■ Records provided:
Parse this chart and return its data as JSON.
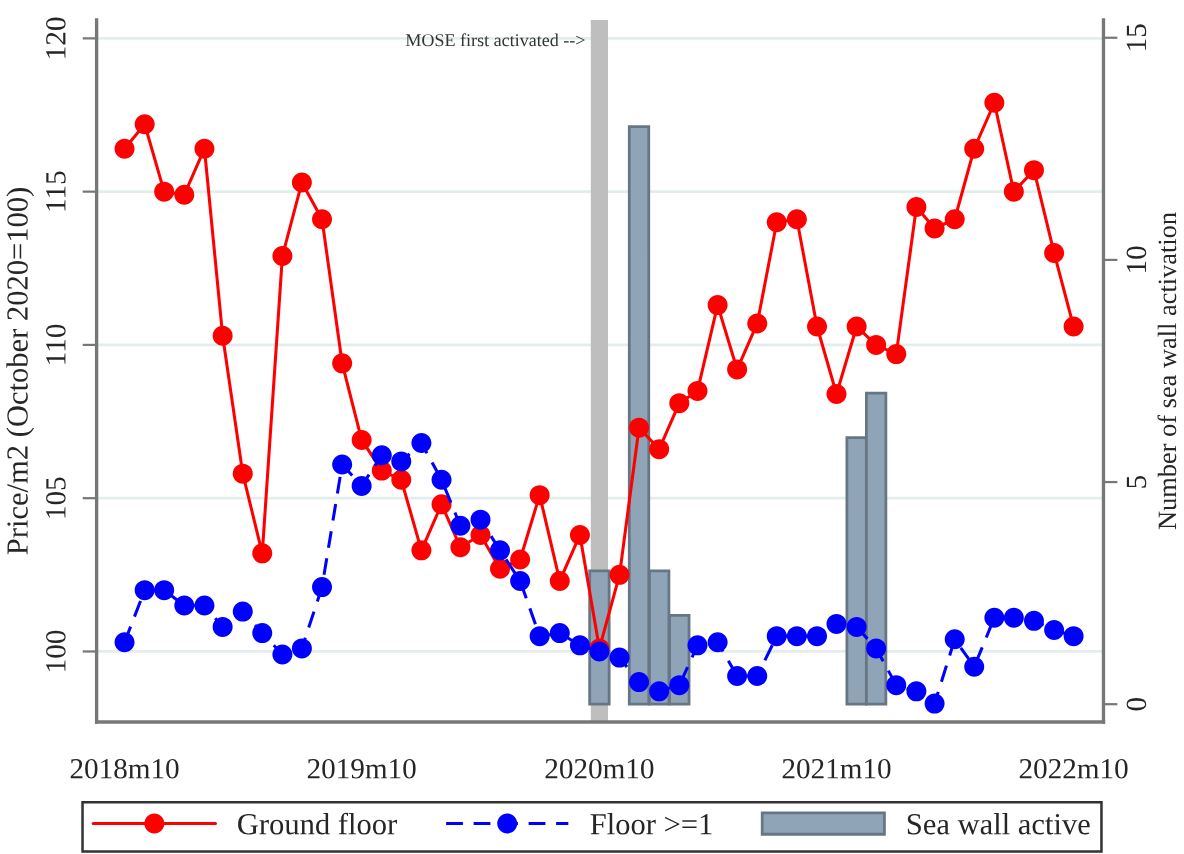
{
  "chart_data": {
    "type": "line",
    "ylabel": "Price/m2 (October 2020=100)",
    "y2label": "Number of sea wall activation",
    "x": [
      "2018-10",
      "2018-11",
      "2018-12",
      "2019-01",
      "2019-02",
      "2019-03",
      "2019-04",
      "2019-05",
      "2019-06",
      "2019-07",
      "2019-08",
      "2019-09",
      "2019-10",
      "2019-11",
      "2019-12",
      "2020-01",
      "2020-02",
      "2020-03",
      "2020-04",
      "2020-05",
      "2020-06",
      "2020-07",
      "2020-08",
      "2020-09",
      "2020-10",
      "2020-11",
      "2020-12",
      "2021-01",
      "2021-02",
      "2021-03",
      "2021-04",
      "2021-05",
      "2021-06",
      "2021-07",
      "2021-08",
      "2021-09",
      "2021-10",
      "2021-11",
      "2021-12",
      "2022-01",
      "2022-02",
      "2022-03",
      "2022-04",
      "2022-05",
      "2022-06",
      "2022-07",
      "2022-08",
      "2022-09",
      "2022-10"
    ],
    "series": [
      {
        "name": "Ground floor",
        "color": "#ff0000",
        "line_style": "solid",
        "values": [
          116.4,
          117.2,
          115.0,
          114.9,
          116.4,
          110.3,
          105.8,
          103.2,
          112.9,
          115.3,
          114.1,
          109.4,
          106.9,
          105.9,
          105.6,
          103.3,
          104.8,
          103.4,
          103.8,
          102.7,
          103.0,
          105.1,
          102.3,
          103.8,
          100.1,
          102.5,
          107.3,
          106.6,
          108.1,
          108.5,
          111.3,
          109.2,
          110.7,
          114.0,
          114.1,
          110.6,
          108.4,
          110.6,
          110.0,
          109.7,
          114.5,
          113.8,
          114.1,
          116.4,
          117.9,
          115.0,
          115.7,
          113.0,
          110.6
        ]
      },
      {
        "name": "Floor >=1",
        "color": "#0000ff",
        "line_style": "dashed",
        "values": [
          100.3,
          102.0,
          102.0,
          101.5,
          101.5,
          100.8,
          101.3,
          100.6,
          99.9,
          100.1,
          102.1,
          106.1,
          105.4,
          106.4,
          106.2,
          106.8,
          105.6,
          104.1,
          104.3,
          103.3,
          102.3,
          100.5,
          100.6,
          100.2,
          100.0,
          99.8,
          99.0,
          98.7,
          98.9,
          100.2,
          100.3,
          99.2,
          99.2,
          100.5,
          100.5,
          100.5,
          100.9,
          100.8,
          100.1,
          98.9,
          98.7,
          98.3,
          100.4,
          99.5,
          101.1,
          101.1,
          101.0,
          100.7,
          100.5
        ]
      },
      {
        "name": "Sea wall active",
        "type": "bar",
        "axis": "y2",
        "color": "#8fa4b7",
        "x": [
          "2020-10",
          "2020-12",
          "2021-01",
          "2021-02",
          "2021-11",
          "2021-12"
        ],
        "values": [
          3,
          13,
          3,
          2,
          6,
          7
        ]
      }
    ],
    "xlim": [
      "2018-08-19",
      "2022-11-16"
    ],
    "xticks": [
      {
        "value": "2018-10",
        "label": "2018m10"
      },
      {
        "value": "2019-10",
        "label": "2019m10"
      },
      {
        "value": "2020-10",
        "label": "2020m10"
      },
      {
        "value": "2021-10",
        "label": "2021m10"
      },
      {
        "value": "2022-10",
        "label": "2022m10"
      }
    ],
    "ylim": [
      97.7,
      120.6
    ],
    "yticks": [
      100,
      105,
      110,
      115,
      120
    ],
    "y2lim": [
      -0.4,
      15.4
    ],
    "y2ticks": [
      0,
      5,
      10,
      15
    ],
    "ref_lines": [
      {
        "axis": "x",
        "value": "2020-10",
        "label": "MOSE first activated -->",
        "color": "#bebebe"
      }
    ],
    "grid": "y",
    "legend": "bottom",
    "marker": "circle"
  }
}
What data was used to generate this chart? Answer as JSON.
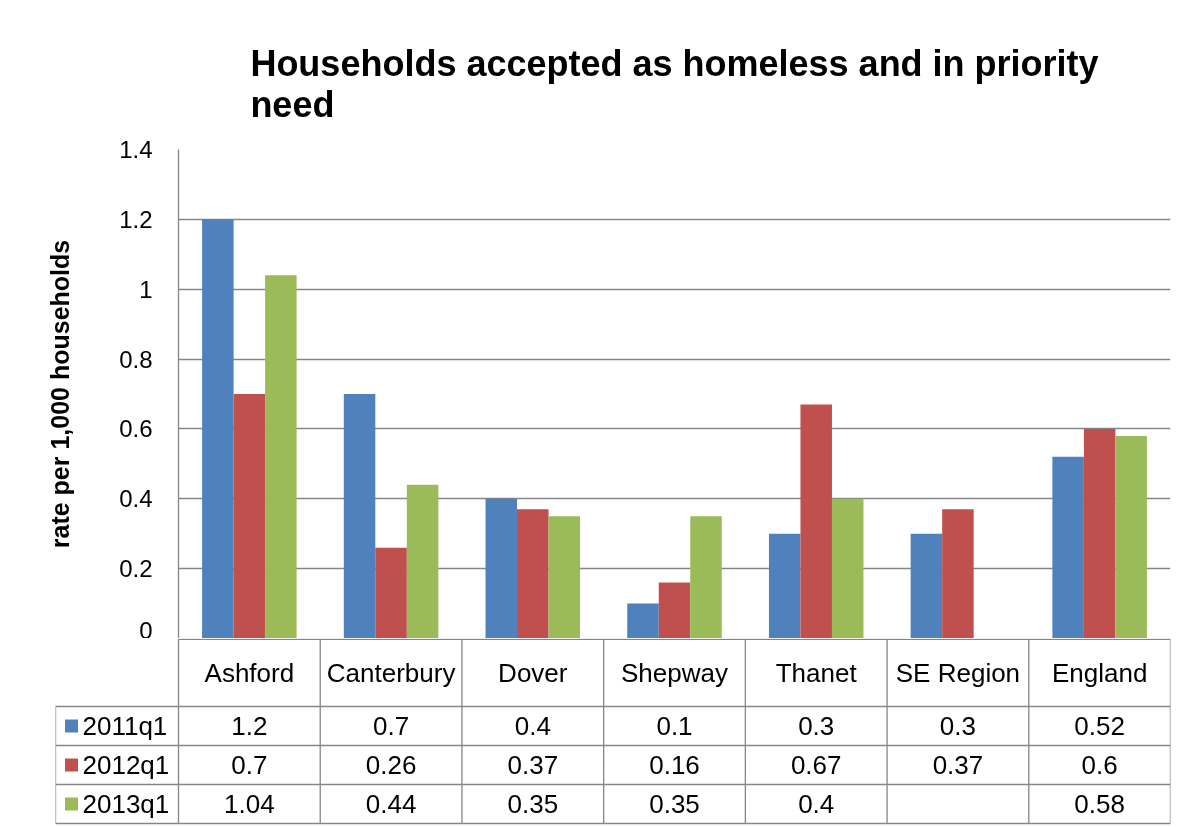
{
  "chart_data": {
    "type": "bar",
    "title": "Households accepted as homeless and in priority need",
    "ylabel": "rate per 1,000 households",
    "categories": [
      "Ashford",
      "Canterbury",
      "Dover",
      "Shepway",
      "Thanet",
      "SE Region",
      "England"
    ],
    "series": [
      {
        "name": "2011q1",
        "color": "#4f81bd",
        "values": [
          1.2,
          0.7,
          0.4,
          0.1,
          0.3,
          0.3,
          0.52
        ]
      },
      {
        "name": "2012q1",
        "color": "#c0504d",
        "values": [
          0.7,
          0.26,
          0.37,
          0.16,
          0.67,
          0.37,
          0.6
        ]
      },
      {
        "name": "2013q1",
        "color": "#9bbb59",
        "values": [
          1.04,
          0.44,
          0.35,
          0.35,
          0.4,
          null,
          0.58
        ]
      }
    ],
    "ylim": [
      0,
      1.4
    ],
    "yticks": [
      0,
      0.2,
      0.4,
      0.6,
      0.8,
      1,
      1.2,
      1.4
    ],
    "grid": "y",
    "legend": "bottom",
    "data_labels": true
  }
}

■ Problem description: Search the lines above for the string "name" and copy each line that has it.

■ Output for this task:
        "name": "Ground floor",
        "name": "Floor >=1",
        "name": "Sea wall active",
        "name": "2011q1",
        "name": "2012q1",
        "name": "2013q1",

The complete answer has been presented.